MATERIAL TO PROCESS
====

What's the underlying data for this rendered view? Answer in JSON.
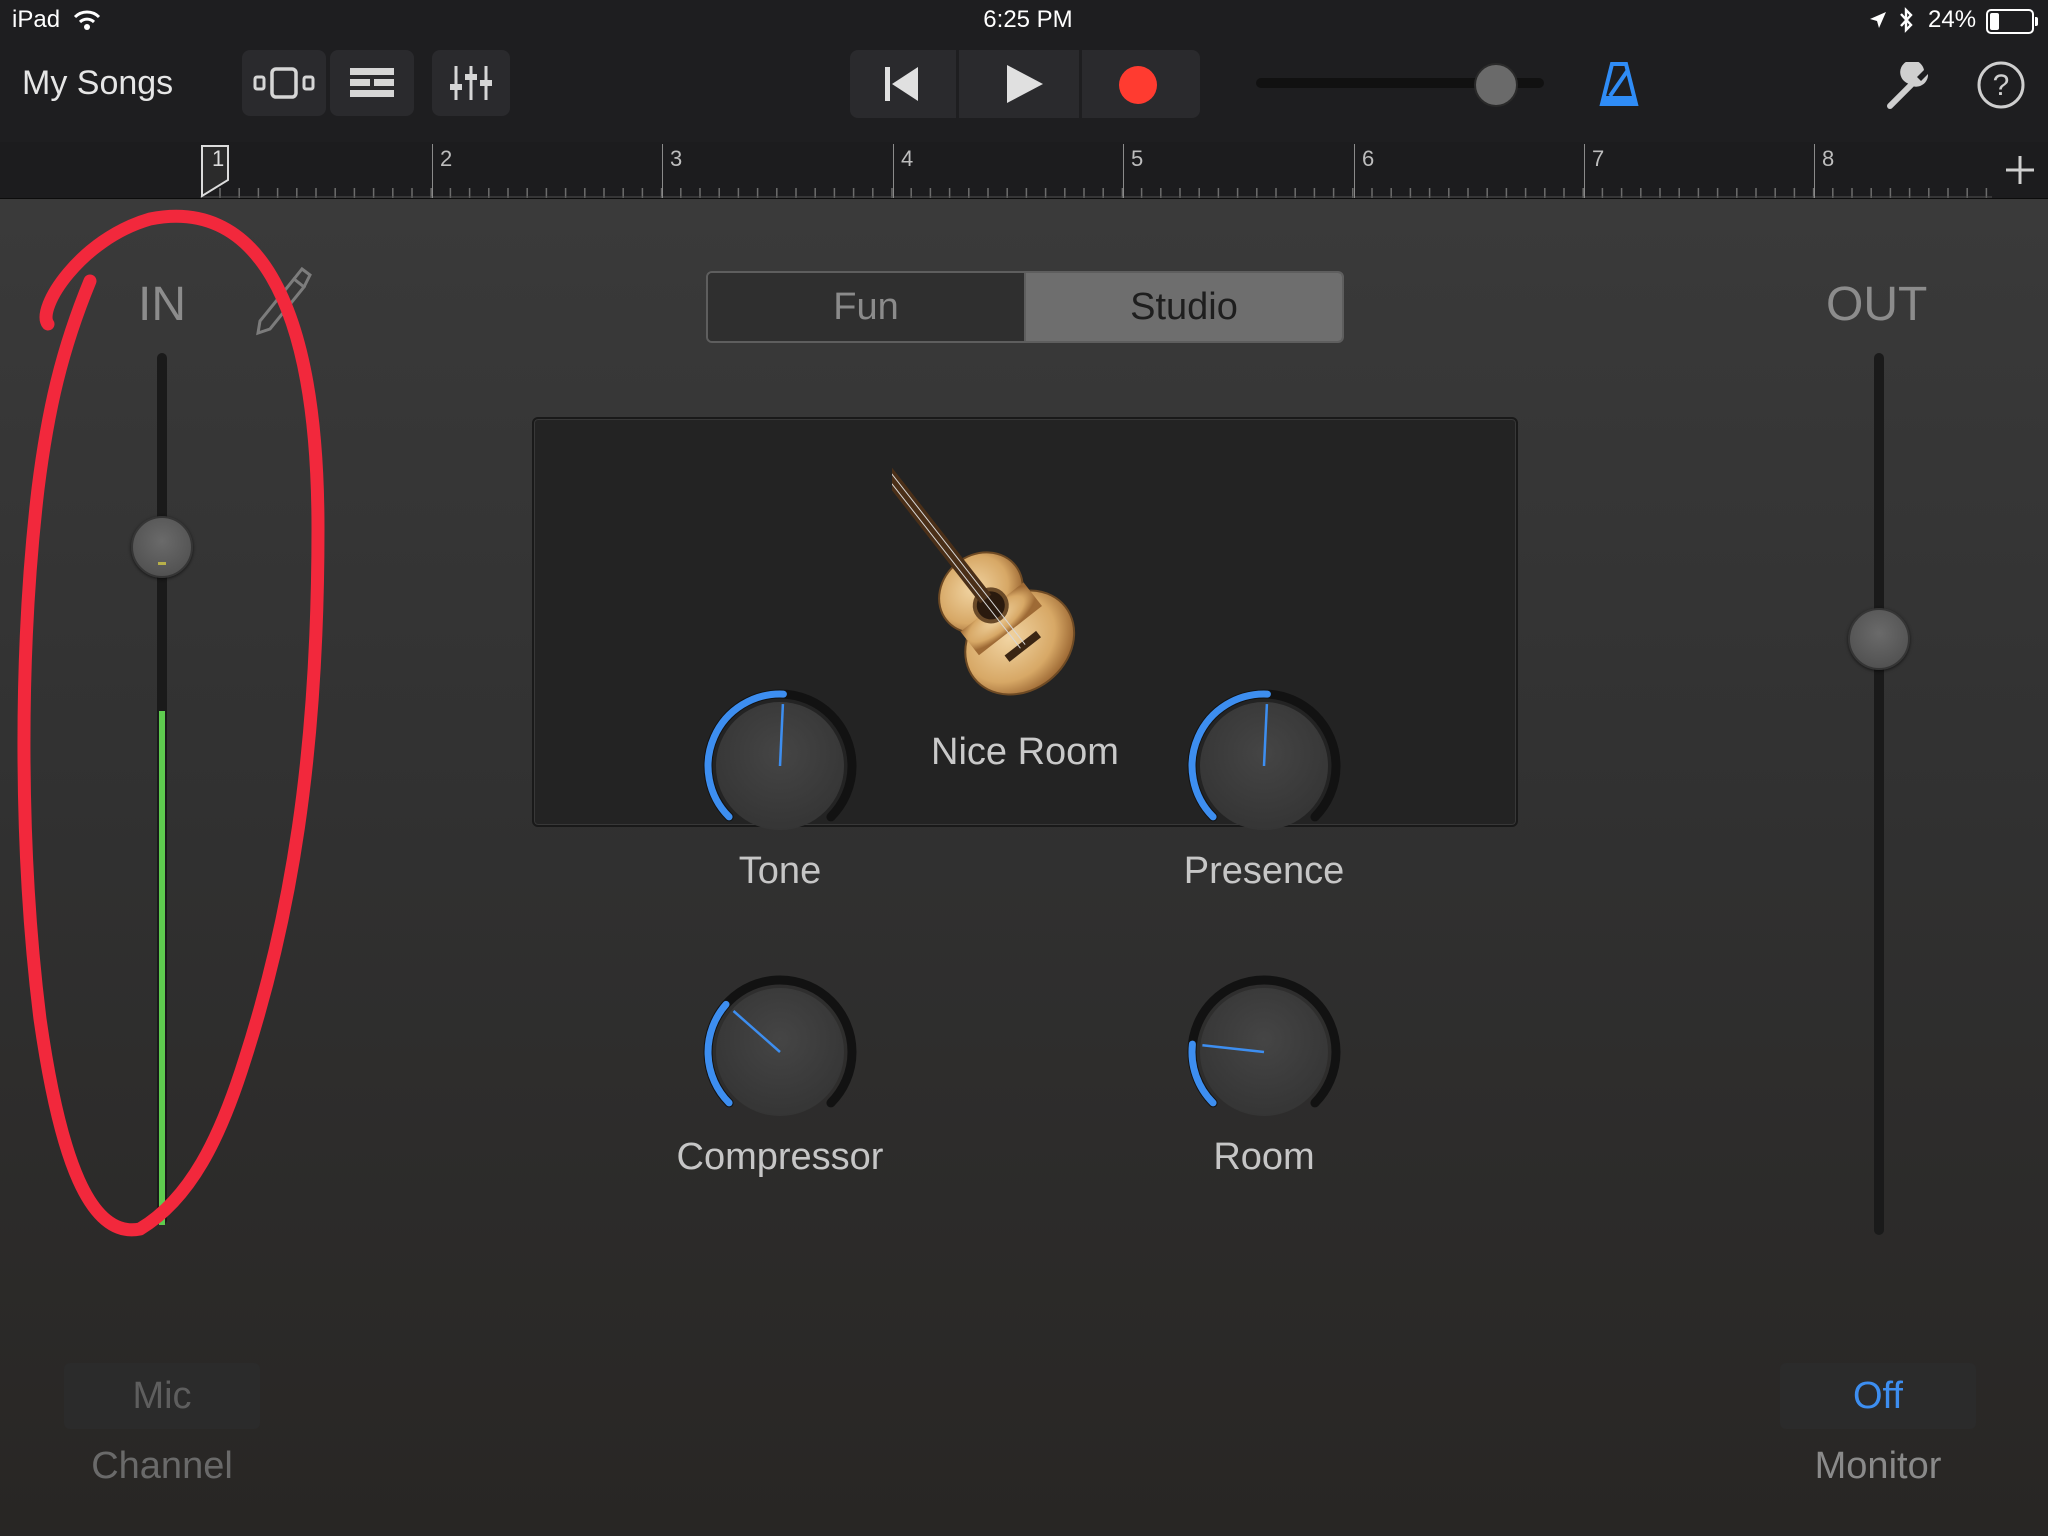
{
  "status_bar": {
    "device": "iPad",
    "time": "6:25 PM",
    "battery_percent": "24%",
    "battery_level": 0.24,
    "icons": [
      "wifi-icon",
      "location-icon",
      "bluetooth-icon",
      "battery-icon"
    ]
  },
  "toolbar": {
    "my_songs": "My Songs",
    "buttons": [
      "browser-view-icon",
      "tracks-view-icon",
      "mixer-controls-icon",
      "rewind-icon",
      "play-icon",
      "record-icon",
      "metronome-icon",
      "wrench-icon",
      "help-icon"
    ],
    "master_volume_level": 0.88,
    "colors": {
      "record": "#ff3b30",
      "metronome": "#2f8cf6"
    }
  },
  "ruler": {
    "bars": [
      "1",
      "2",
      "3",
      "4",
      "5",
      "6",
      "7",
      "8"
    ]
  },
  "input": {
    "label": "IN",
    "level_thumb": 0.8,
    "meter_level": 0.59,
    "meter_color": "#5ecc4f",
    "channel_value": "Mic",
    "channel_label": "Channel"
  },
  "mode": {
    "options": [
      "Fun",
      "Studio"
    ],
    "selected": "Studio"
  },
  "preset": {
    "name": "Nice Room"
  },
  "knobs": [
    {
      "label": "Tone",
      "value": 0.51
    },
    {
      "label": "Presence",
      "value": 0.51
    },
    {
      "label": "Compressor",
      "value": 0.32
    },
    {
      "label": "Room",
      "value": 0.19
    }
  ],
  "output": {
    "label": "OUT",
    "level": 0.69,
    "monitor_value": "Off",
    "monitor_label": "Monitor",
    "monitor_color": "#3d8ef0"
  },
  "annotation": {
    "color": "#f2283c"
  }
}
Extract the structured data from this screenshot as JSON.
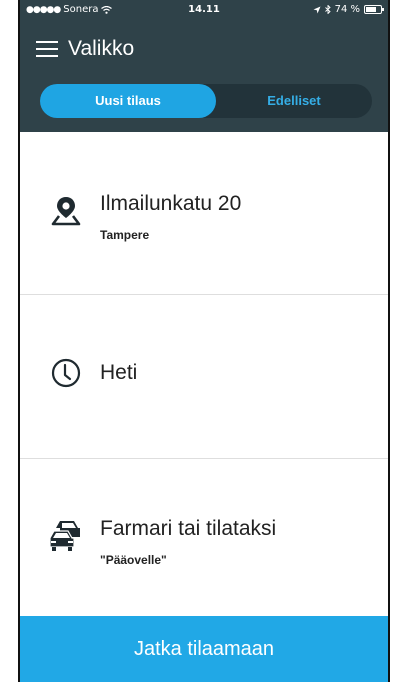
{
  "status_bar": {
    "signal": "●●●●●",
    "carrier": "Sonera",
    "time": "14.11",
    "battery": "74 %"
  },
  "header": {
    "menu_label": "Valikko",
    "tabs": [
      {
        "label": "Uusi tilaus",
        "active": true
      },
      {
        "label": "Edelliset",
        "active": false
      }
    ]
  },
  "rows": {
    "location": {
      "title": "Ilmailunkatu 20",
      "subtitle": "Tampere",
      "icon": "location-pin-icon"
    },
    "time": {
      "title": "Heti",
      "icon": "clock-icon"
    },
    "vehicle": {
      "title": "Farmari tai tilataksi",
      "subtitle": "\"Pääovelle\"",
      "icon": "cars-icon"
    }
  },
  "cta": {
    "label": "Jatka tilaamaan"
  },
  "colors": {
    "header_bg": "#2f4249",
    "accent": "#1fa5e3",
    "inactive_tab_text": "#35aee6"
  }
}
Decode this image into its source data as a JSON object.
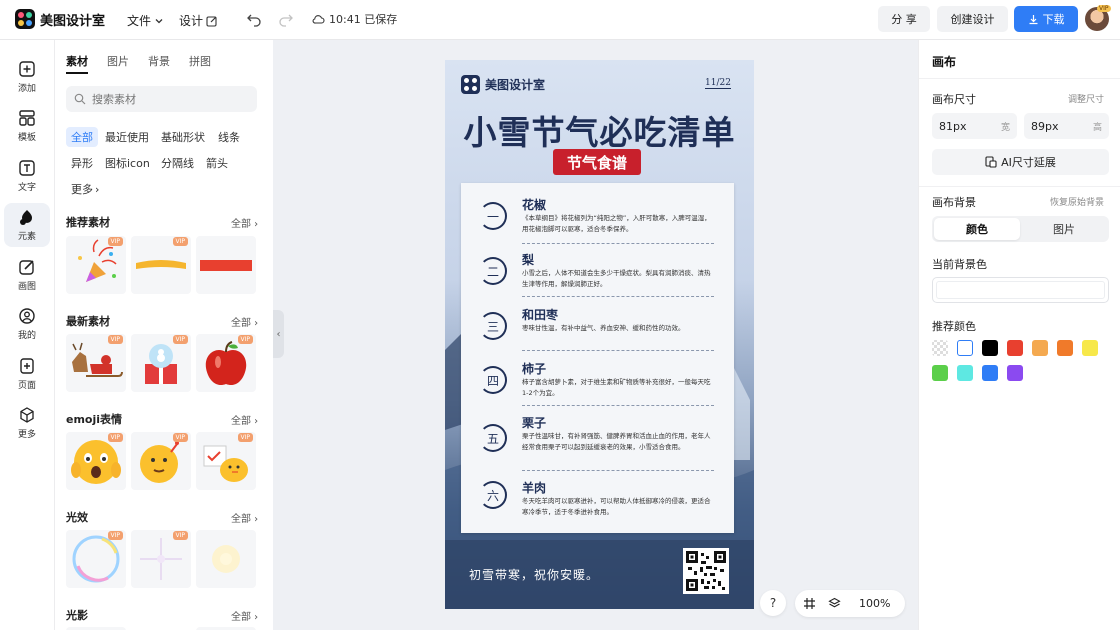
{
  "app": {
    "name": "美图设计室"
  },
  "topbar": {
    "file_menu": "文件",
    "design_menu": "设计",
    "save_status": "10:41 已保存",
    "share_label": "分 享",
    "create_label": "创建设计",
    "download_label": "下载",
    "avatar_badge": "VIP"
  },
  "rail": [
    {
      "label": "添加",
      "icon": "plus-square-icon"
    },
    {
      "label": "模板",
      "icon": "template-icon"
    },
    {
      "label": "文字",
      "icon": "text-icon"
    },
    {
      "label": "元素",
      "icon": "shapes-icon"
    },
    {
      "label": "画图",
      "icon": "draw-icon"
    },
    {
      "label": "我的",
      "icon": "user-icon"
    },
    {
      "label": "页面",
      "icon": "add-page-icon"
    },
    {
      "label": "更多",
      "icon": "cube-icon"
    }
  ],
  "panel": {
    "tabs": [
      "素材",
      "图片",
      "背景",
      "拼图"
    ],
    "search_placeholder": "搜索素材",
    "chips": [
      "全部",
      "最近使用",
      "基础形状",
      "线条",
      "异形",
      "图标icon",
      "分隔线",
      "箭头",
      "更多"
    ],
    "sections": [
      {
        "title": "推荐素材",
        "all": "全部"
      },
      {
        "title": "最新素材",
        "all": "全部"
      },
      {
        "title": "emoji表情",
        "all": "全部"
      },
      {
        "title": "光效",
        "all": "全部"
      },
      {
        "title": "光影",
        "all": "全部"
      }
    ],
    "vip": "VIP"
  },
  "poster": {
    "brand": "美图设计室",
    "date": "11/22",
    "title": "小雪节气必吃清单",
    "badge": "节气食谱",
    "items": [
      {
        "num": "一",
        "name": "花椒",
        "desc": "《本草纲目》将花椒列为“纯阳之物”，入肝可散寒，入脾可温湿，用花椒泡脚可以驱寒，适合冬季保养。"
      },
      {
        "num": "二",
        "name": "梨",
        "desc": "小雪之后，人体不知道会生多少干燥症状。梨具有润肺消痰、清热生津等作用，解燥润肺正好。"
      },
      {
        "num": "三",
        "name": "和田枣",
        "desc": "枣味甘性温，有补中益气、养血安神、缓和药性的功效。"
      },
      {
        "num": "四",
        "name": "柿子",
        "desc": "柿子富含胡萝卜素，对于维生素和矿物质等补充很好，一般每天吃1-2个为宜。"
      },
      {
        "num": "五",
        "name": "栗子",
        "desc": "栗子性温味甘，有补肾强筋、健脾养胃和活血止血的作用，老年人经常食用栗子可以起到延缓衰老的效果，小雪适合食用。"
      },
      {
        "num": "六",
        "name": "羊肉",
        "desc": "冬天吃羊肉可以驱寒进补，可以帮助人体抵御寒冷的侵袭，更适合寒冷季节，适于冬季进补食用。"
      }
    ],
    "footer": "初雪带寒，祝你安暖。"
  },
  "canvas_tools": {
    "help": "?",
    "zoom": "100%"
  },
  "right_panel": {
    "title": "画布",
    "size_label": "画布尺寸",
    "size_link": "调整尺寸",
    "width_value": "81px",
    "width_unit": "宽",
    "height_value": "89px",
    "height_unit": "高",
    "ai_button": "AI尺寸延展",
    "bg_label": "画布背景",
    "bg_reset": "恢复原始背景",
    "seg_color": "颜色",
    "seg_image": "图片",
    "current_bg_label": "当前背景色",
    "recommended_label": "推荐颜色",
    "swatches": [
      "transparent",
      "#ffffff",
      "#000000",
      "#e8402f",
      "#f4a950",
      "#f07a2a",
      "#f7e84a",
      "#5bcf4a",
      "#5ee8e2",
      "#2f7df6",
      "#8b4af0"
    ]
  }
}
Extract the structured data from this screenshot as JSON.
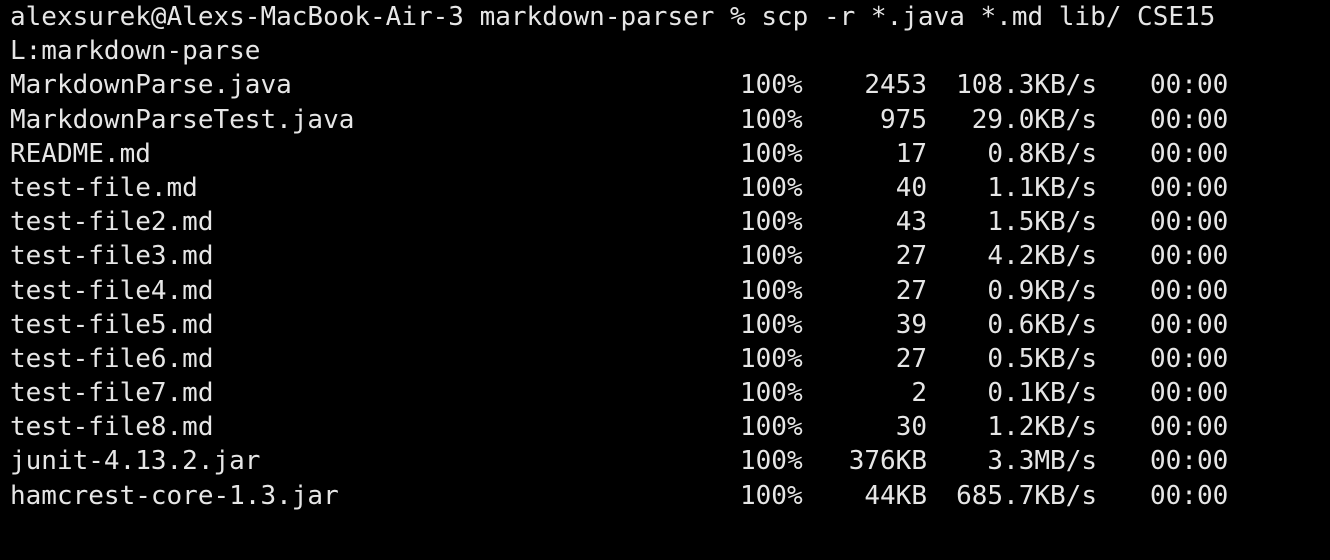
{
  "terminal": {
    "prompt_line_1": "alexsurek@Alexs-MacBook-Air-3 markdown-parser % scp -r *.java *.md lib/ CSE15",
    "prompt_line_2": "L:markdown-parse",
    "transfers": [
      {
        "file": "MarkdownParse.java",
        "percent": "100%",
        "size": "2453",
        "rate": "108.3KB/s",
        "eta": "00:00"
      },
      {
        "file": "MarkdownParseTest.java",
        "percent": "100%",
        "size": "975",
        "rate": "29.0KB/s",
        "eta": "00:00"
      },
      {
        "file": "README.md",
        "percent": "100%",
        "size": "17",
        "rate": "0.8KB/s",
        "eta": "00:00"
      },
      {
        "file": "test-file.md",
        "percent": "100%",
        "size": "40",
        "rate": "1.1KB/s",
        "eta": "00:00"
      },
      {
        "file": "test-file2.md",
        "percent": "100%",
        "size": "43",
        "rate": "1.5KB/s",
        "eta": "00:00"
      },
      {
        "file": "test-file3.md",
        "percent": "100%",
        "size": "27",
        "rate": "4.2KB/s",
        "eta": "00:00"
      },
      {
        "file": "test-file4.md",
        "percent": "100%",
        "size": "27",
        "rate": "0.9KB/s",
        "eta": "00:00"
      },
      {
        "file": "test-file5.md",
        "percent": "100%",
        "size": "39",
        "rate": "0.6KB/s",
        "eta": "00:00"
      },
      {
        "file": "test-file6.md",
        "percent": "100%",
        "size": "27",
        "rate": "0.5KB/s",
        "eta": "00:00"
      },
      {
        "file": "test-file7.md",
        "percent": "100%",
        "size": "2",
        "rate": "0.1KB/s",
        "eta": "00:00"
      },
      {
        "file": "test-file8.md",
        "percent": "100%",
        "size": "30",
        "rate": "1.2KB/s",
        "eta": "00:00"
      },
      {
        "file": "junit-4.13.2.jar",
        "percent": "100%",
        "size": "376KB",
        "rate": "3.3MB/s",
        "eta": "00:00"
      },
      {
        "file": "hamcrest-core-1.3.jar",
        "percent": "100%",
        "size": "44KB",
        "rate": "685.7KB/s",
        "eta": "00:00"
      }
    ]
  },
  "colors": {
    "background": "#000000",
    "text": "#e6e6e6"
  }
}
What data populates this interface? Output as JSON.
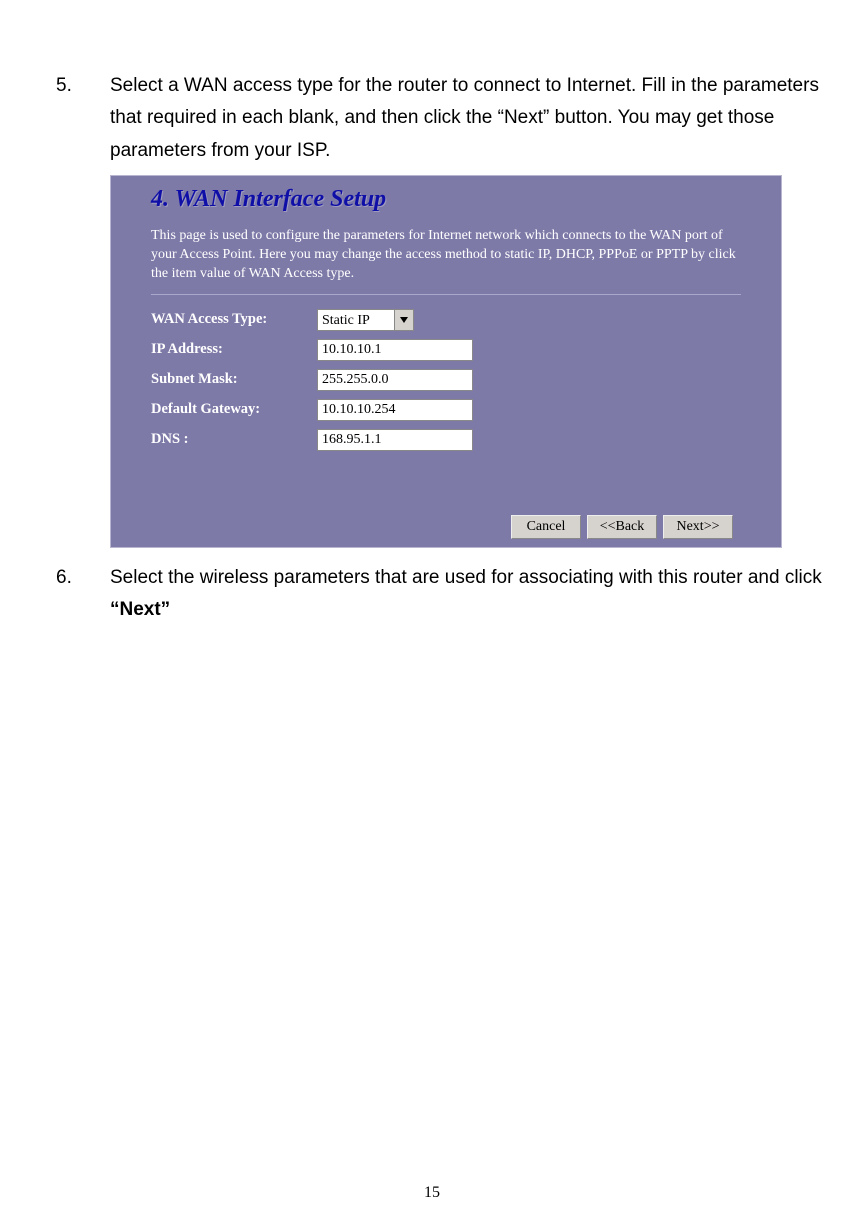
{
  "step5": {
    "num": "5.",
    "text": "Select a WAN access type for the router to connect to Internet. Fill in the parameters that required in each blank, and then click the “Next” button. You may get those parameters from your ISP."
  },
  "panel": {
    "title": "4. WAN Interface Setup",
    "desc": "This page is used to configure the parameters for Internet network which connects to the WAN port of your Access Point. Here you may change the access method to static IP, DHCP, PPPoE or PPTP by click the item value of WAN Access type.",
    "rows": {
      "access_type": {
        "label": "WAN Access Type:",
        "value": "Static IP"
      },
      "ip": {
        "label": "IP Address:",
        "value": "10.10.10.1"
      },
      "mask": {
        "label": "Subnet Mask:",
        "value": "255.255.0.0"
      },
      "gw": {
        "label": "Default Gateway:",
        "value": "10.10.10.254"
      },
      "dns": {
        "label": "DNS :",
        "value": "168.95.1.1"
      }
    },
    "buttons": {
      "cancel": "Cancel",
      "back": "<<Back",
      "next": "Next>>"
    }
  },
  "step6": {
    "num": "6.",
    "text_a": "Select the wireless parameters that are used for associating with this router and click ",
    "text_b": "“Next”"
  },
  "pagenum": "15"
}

====

AIM
Isolate the lines that hold the word "subtitle" and copy all of them.

CORRECT RESULT
      "subtitle": "Tampere",
      "subtitle": "\"Pääovelle\"",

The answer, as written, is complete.